• **DIRECTIVE**
Check each line of the records below for the string "icon", then state how many lines contain it, with no other output.

[Stored data]

* Begin *

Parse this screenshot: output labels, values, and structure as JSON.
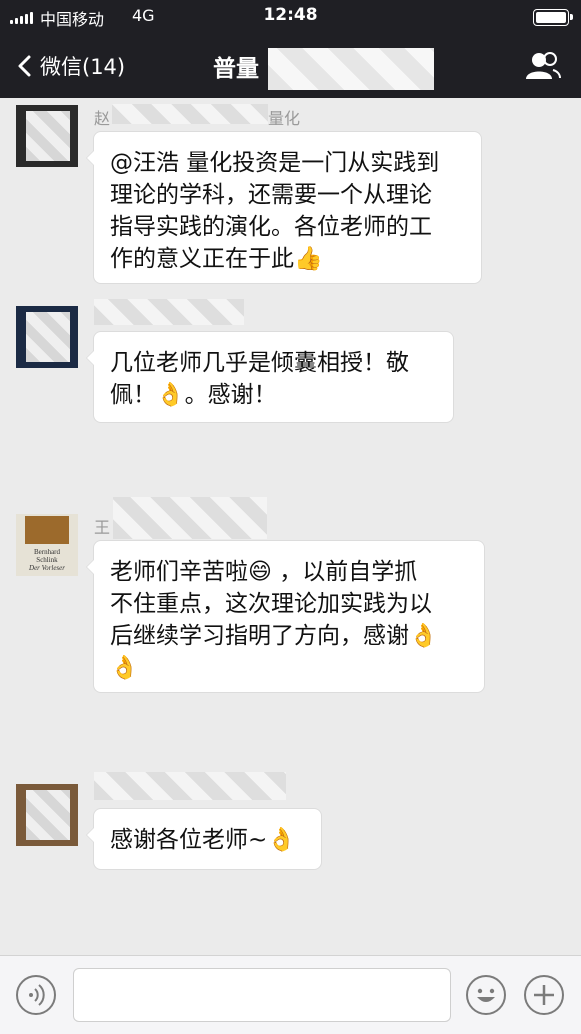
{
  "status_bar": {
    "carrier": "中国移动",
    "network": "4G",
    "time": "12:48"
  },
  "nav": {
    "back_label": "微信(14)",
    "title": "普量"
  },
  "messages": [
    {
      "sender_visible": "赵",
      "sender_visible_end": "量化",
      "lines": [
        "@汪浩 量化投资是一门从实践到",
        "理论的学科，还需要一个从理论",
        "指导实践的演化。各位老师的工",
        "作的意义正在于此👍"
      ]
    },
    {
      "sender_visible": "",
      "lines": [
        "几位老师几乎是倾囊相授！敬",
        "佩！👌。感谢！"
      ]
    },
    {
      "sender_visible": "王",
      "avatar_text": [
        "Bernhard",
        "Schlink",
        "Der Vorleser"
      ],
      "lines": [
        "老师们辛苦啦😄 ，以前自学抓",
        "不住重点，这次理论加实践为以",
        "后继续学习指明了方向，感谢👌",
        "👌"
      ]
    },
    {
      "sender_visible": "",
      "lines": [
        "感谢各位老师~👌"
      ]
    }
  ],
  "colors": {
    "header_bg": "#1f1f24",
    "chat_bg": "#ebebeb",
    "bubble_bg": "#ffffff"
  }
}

* End *
* Begin *

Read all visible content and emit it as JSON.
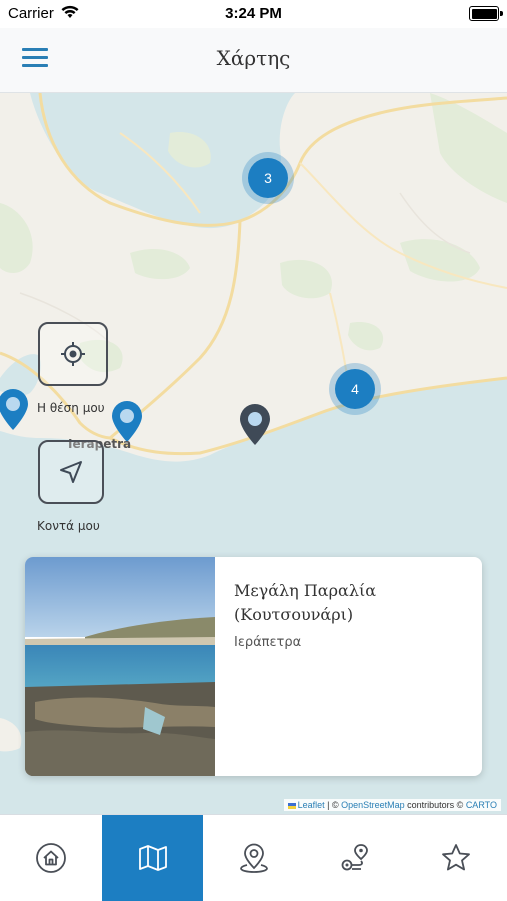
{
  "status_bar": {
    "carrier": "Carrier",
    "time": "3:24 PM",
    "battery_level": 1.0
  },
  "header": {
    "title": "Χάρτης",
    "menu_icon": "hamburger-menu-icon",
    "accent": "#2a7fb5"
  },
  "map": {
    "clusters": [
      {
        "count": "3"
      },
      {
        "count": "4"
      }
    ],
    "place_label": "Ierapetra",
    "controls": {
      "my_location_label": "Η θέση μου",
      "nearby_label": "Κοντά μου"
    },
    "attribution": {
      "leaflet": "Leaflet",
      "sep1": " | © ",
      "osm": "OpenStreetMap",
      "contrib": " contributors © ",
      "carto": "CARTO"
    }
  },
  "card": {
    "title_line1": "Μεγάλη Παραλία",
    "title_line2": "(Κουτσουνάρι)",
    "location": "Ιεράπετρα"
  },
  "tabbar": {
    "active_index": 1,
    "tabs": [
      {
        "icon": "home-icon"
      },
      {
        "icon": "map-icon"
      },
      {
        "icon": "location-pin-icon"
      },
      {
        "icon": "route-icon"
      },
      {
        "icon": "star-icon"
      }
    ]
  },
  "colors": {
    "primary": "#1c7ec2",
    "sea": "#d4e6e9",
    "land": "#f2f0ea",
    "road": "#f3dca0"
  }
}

* End *

• **SOLUTION FOR THIS TASK**
6